Records from a dataset
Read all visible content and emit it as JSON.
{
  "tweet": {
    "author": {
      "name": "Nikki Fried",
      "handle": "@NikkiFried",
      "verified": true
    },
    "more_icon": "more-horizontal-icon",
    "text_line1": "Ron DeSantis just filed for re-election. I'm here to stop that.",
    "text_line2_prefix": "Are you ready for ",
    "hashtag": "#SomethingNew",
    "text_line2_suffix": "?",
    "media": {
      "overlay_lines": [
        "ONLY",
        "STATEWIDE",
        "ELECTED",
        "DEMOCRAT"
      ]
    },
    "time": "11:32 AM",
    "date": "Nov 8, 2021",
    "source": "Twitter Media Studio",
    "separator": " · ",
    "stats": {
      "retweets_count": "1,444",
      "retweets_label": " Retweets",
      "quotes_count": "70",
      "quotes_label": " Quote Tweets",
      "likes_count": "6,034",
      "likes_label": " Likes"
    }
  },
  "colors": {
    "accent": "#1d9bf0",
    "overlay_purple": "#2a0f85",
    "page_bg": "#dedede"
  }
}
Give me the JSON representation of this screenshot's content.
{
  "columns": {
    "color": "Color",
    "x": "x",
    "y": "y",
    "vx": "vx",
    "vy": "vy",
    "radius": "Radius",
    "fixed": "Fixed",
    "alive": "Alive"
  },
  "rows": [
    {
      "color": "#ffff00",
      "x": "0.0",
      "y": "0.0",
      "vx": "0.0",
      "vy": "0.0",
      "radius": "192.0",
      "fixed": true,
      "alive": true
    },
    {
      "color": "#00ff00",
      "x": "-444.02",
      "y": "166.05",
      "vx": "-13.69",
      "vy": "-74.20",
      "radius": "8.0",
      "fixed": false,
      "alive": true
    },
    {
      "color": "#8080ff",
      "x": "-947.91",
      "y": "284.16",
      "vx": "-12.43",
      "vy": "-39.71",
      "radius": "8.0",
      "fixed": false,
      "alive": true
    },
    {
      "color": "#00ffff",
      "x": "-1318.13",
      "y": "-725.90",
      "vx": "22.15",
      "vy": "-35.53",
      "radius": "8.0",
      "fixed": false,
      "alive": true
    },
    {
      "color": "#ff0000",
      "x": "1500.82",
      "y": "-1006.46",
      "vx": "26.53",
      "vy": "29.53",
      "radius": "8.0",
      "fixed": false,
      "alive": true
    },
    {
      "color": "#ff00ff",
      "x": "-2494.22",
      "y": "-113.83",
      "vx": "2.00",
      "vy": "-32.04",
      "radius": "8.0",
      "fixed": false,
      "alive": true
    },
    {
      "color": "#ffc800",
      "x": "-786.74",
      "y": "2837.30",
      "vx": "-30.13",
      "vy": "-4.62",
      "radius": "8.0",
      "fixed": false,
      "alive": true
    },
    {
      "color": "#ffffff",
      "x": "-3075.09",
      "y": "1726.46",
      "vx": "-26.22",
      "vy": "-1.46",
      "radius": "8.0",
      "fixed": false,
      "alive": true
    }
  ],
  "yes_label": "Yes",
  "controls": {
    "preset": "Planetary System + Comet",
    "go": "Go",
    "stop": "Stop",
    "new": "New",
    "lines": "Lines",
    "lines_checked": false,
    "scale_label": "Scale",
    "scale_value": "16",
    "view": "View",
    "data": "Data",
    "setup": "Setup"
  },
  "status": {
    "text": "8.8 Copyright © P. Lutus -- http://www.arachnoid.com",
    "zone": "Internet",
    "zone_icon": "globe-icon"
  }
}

_SHORT PROBLEM_
Every line above needs to be retyped exactly.

_RESPONSE_
Read all visible content and emit it as JSON.
{
  "tweet": {
    "author": {
      "name": "Nikki Fried",
      "handle": "@NikkiFried",
      "verified": true
    },
    "more_icon": "more-horizontal-icon",
    "text_line1": "Ron DeSantis just filed for re-election. I'm here to stop that.",
    "text_line2_prefix": "Are you ready for ",
    "hashtag": "#SomethingNew",
    "text_line2_suffix": "?",
    "media": {
      "overlay_lines": [
        "ONLY",
        "STATEWIDE",
        "ELECTED",
        "DEMOCRAT"
      ]
    },
    "time": "11:32 AM",
    "date": "Nov 8, 2021",
    "source": "Twitter Media Studio",
    "separator": " · ",
    "stats": {
      "retweets_count": "1,444",
      "retweets_label": " Retweets",
      "quotes_count": "70",
      "quotes_label": " Quote Tweets",
      "likes_count": "6,034",
      "likes_label": " Likes"
    }
  },
  "colors": {
    "accent": "#1d9bf0",
    "overlay_purple": "#2a0f85",
    "page_bg": "#dedede"
  }
}
Give me the JSON representation of this screenshot's content.
{
  "columns": {
    "color": "Color",
    "x": "x",
    "y": "y",
    "vx": "vx",
    "vy": "vy",
    "radius": "Radius",
    "fixed": "Fixed",
    "alive": "Alive"
  },
  "rows": [
    {
      "color": "#ffff00",
      "x": "0.0",
      "y": "0.0",
      "vx": "0.0",
      "vy": "0.0",
      "radius": "192.0",
      "fixed": true,
      "alive": true
    },
    {
      "color": "#00ff00",
      "x": "-444.02",
      "y": "166.05",
      "vx": "-13.69",
      "vy": "-74.20",
      "radius": "8.0",
      "fixed": false,
      "alive": true
    },
    {
      "color": "#8080ff",
      "x": "-947.91",
      "y": "284.16",
      "vx": "-12.43",
      "vy": "-39.71",
      "radius": "8.0",
      "fixed": false,
      "alive": true
    },
    {
      "color": "#00ffff",
      "x": "-1318.13",
      "y": "-725.90",
      "vx": "22.15",
      "vy": "-35.53",
      "radius": "8.0",
      "fixed": false,
      "alive": true
    },
    {
      "color": "#ff0000",
      "x": "1500.82",
      "y": "-1006.46",
      "vx": "26.53",
      "vy": "29.53",
      "radius": "8.0",
      "fixed": false,
      "alive": true
    },
    {
      "color": "#ff00ff",
      "x": "-2494.22",
      "y": "-113.83",
      "vx": "2.00",
      "vy": "-32.04",
      "radius": "8.0",
      "fixed": false,
      "alive": true
    },
    {
      "color": "#ffc800",
      "x": "-786.74",
      "y": "2837.30",
      "vx": "-30.13",
      "vy": "-4.62",
      "radius": "8.0",
      "fixed": false,
      "alive": true
    },
    {
      "color": "#ffffff",
      "x": "-3075.09",
      "y": "1726.46",
      "vx": "-26.22",
      "vy": "-1.46",
      "radius": "8.0",
      "fixed": false,
      "alive": true
    }
  ],
  "yes_label": "Yes",
  "controls": {
    "preset": "Planetary System + Comet",
    "go": "Go",
    "stop": "Stop",
    "new": "New",
    "lines": "Lines",
    "lines_checked": false,
    "scale_label": "Scale",
    "scale_value": "16",
    "view": "View",
    "data": "Data",
    "setup": "Setup"
  },
  "status": {
    "text": "8.8 Copyright © P. Lutus -- http://www.arachnoid.com",
    "zone": "Internet",
    "zone_icon": "globe-icon"
  }
}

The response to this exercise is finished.